**Short problem:**
Copy out every line that contains "оригинала".

**Material for this exercise:**
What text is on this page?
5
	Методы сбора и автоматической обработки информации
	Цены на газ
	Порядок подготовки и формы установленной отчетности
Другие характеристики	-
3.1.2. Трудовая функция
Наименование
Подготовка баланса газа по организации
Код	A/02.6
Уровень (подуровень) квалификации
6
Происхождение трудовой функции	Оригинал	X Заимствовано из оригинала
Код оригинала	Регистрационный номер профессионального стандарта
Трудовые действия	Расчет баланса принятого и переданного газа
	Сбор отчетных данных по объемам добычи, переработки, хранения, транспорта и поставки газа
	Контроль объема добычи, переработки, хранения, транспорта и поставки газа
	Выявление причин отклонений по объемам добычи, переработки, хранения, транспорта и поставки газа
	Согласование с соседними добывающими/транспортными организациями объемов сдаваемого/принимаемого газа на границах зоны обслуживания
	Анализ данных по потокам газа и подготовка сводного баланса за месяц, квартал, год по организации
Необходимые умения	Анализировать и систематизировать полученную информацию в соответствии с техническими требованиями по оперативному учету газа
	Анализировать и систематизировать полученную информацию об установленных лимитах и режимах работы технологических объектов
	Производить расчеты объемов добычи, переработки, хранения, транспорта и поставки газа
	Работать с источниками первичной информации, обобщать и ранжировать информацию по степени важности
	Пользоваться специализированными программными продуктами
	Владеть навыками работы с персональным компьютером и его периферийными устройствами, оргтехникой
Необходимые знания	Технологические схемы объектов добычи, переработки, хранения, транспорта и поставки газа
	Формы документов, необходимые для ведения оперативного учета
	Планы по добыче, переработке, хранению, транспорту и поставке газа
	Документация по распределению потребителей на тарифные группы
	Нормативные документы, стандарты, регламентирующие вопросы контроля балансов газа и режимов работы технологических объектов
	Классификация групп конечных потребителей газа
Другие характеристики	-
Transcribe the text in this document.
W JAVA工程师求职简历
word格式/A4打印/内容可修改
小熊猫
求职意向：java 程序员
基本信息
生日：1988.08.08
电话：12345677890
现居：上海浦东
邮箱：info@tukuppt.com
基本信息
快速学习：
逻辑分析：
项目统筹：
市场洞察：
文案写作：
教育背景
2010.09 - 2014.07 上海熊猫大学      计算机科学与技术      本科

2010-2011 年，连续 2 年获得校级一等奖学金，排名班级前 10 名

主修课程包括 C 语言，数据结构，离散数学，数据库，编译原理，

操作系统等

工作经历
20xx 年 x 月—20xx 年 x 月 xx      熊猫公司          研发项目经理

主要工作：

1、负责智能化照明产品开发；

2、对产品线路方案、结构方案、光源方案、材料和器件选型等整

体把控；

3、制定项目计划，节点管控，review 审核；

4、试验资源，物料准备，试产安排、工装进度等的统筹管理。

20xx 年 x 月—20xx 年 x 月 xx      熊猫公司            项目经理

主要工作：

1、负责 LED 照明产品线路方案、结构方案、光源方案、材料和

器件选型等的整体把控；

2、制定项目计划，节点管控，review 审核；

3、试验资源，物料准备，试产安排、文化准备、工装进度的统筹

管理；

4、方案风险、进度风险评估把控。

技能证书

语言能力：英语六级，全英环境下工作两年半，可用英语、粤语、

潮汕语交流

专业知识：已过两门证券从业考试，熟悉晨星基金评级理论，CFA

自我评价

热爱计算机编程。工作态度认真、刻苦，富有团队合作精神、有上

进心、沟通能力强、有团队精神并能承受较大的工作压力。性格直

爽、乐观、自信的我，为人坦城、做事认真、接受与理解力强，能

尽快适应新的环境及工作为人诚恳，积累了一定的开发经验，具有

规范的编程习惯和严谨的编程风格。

**Final result:**
Происхождение трудовой функции	Оригинал	X Заимствовано из оригинала
Код оригинала	Регистрационный номер профессионального стандарта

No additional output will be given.